Showing posts with label Michael Barber. Show all posts
Showing posts with label Michael Barber. Show all posts

Tuesday, December 16, 2014

Pearson's Renaissance (1): History and Revolution

Pearson has released another essay/position paper/world conquest outline. This one comes from Peter Hill and Pearson Commandant Michael Barber, and it's entitled "Preparing for a Renaissance in Assessment." We've looked at a Pearson position paper before, and it was kind of scary, so for that reason alone, this is not for the faint of heart. The fact that this paper is eighty-some pages long is also reason to balk. But because I love you guys, I am going to wade through this so that you don't have to. Although you probably should, because it's always good to get to know your new overlords.

I'm not kidding about the 88 pages.I'm going to break this up into several posts, mostly because I know some of you read on phones and tablets and I don't want to bust your thumbs. If you would like to get just some highlights, try this post. But over here we'll power through this a bit at a time, starting with the first segment of the paper, which presents Pearson's version of History So Far, what is driving the revolution in education, and what the revolution demands.

The Preliminaries

The cover features a multi-ethnic group of teenagers sitting at school desks working on digital tablets, just so you have an inkling of where we're headed.

Inside we get the intro to Pearson and our two authors. You may be less familiar with Peter Hill unless you are Australian, in which case you may have noticed him monkeying around with your educational system making sure you suffer through the same reformy GORP as the rest of us. Michael Barber, Educationist, gets his own wikipedia page. The least you need to know about him is that he runs Pearson, and that he was a big wheel at McKinsey. He is an A-list reformster.

There are some acknowledgements, and a forward from Lee Sing Kong. He's a trained horticulturist who somehow ended up as a bigwig at the National Institute of Education in Singapore. His intro: Blah blah blah thanks you guys for writing this awesomely important paper.


I. Setting the Scene

Schooling is made out of three parts: 1) curriculum, 2) learning and teaching, 3) assessment. They work together, but we're focusing on the third because it's the "lagging" one and also there's a consensus (somewhere) that it's on the verge of a rebirth. That's what we're going to talk about. We'll cover the reasons and nature of the change, tell governments, schools and leaders what they're supposed to do, and "provide a framework for action to enable change." Because Pearson does not dream small.

Challenge:
Retype the blog post on Pearson's assessment paper in full, word for word. The listing after this point is separate material, unrelated to the post above.

Supplied data:
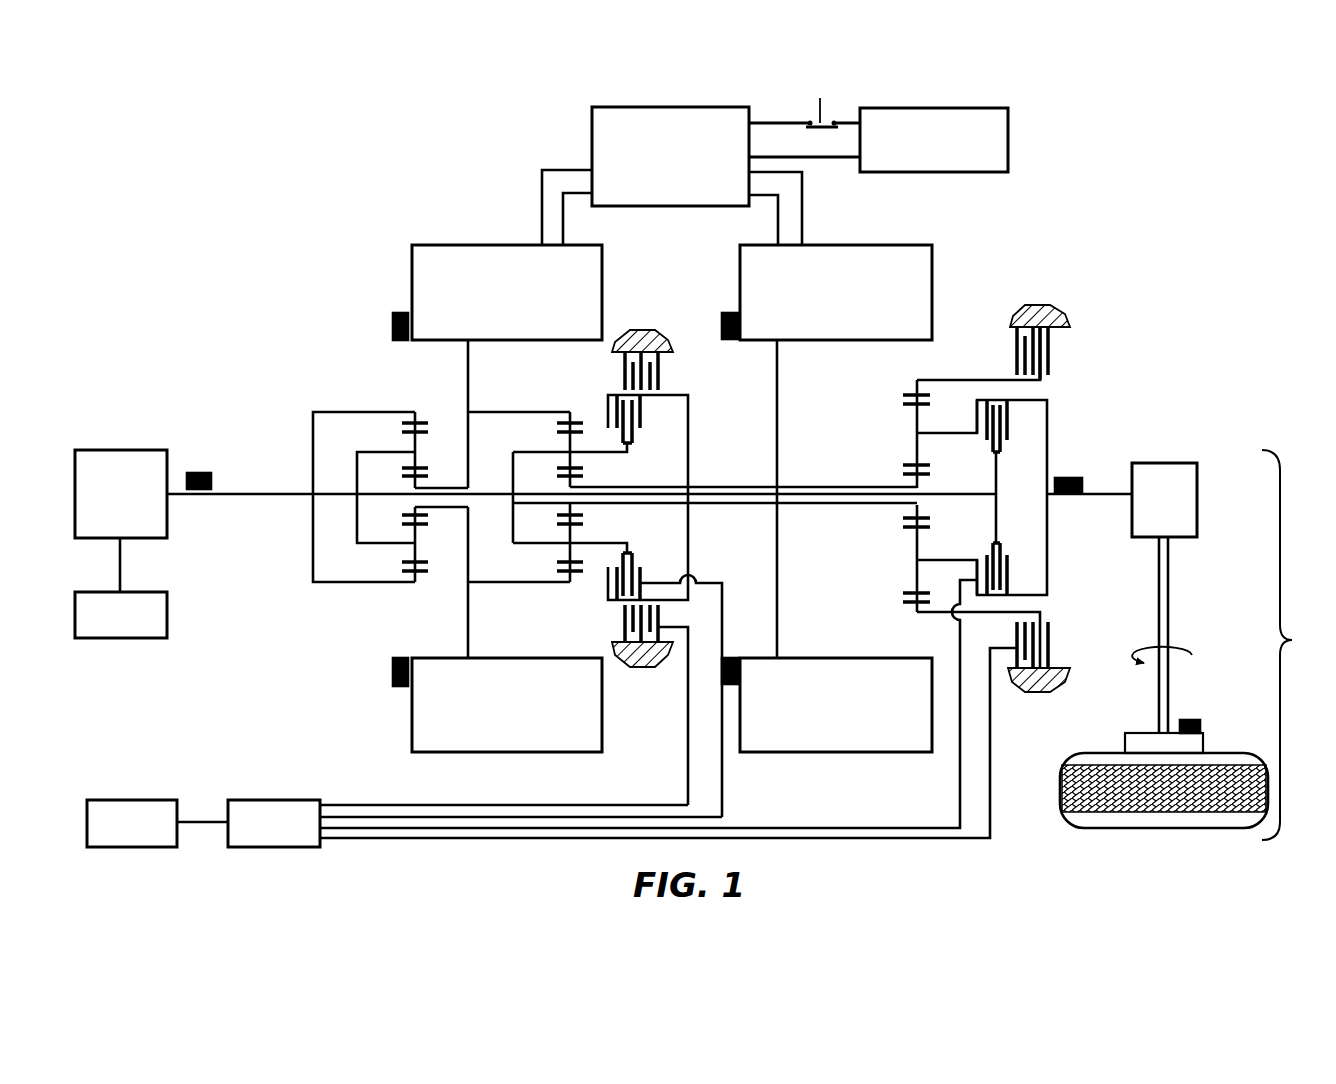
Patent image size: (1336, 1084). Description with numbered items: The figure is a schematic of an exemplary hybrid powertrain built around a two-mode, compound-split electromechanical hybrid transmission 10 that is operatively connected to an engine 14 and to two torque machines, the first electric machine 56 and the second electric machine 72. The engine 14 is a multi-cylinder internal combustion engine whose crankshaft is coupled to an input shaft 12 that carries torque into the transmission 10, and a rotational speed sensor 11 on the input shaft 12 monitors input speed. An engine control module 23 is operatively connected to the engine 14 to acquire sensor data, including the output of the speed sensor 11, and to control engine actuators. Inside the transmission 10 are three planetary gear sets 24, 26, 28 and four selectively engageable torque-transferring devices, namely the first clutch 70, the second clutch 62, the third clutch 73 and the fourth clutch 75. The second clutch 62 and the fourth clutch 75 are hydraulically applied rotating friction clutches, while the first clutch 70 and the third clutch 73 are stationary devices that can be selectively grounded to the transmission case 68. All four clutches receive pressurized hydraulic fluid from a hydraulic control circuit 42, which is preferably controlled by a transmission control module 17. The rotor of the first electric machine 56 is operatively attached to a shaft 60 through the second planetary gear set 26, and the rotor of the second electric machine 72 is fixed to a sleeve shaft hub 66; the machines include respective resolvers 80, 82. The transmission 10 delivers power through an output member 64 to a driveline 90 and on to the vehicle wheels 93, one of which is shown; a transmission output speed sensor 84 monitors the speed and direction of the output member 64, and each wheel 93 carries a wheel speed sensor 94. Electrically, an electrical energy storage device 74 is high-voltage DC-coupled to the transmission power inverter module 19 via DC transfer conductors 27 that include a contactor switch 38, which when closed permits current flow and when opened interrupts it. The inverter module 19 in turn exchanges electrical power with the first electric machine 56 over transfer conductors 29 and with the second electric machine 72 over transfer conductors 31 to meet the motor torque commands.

Written solution:
Showing posts with label Michael Barber. Show all posts
Showing posts with label Michael Barber. Show all posts

Tuesday, December 16, 2014

Pearson's Renaissance (1): History and Revolution

Pearson has released another essay/position paper/world conquest outline. This one comes from Peter Hill and Pearson Commandant Michael Barber, and it's entitled "Preparing for a Renaissance in Assessment." We've looked at a Pearson position paper before, and it was kind of scary, so for that reason alone, this is not for the faint of heart. The fact that this paper is eighty-some pages long is also reason to balk. But because I love you guys, I am going to wade through this so that you don't have to. Although you probably should, because it's always good to get to know your new overlords.

I'm not kidding about the 88 pages.I'm going to break this up into several posts, mostly because I know some of you read on phones and tablets and I don't want to bust your thumbs. If you would like to get just some highlights, try this post. But over here we'll power through this a bit at a time, starting with the first segment of the paper, which presents Pearson's version of History So Far, what is driving the revolution in education, and what the revolution demands.

The Preliminaries

The cover features a multi-ethnic group of teenagers sitting at school desks working on digital tablets, just so you have an inkling of where we're headed.

Inside we get the intro to Pearson and our two authors. You may be less familiar with Peter Hill unless you are Australian, in which case you may have noticed him monkeying around with your educational system making sure you suffer through the same reformy GORP as the rest of us. Michael Barber, Educationist, gets his own wikipedia page. The least you need to know about him is that he runs Pearson, and that he was a big wheel at McKinsey. He is an A-list reformster.

There are some acknowledgements, and a forward from Lee Sing Kong. He's a trained horticulturist who somehow ended up as a bigwig at the National Institute of Education in Singapore. His intro: Blah blah blah thanks you guys for writing this awesomely important paper.


I. Setting the Scene

Schooling is made out of three parts: 1) curriculum, 2) learning and teaching, 3) assessment. They work together, but we're focusing on the third because it's the "lagging" one and also there's a consensus (somewhere) that it's on the verge of a rebirth. That's what we're going to talk about. We'll cover the reasons and nature of the change, tell governments, schools and leaders what they're supposed to do, and "provide a framework for action to enable change." Because Pearson does not dream small.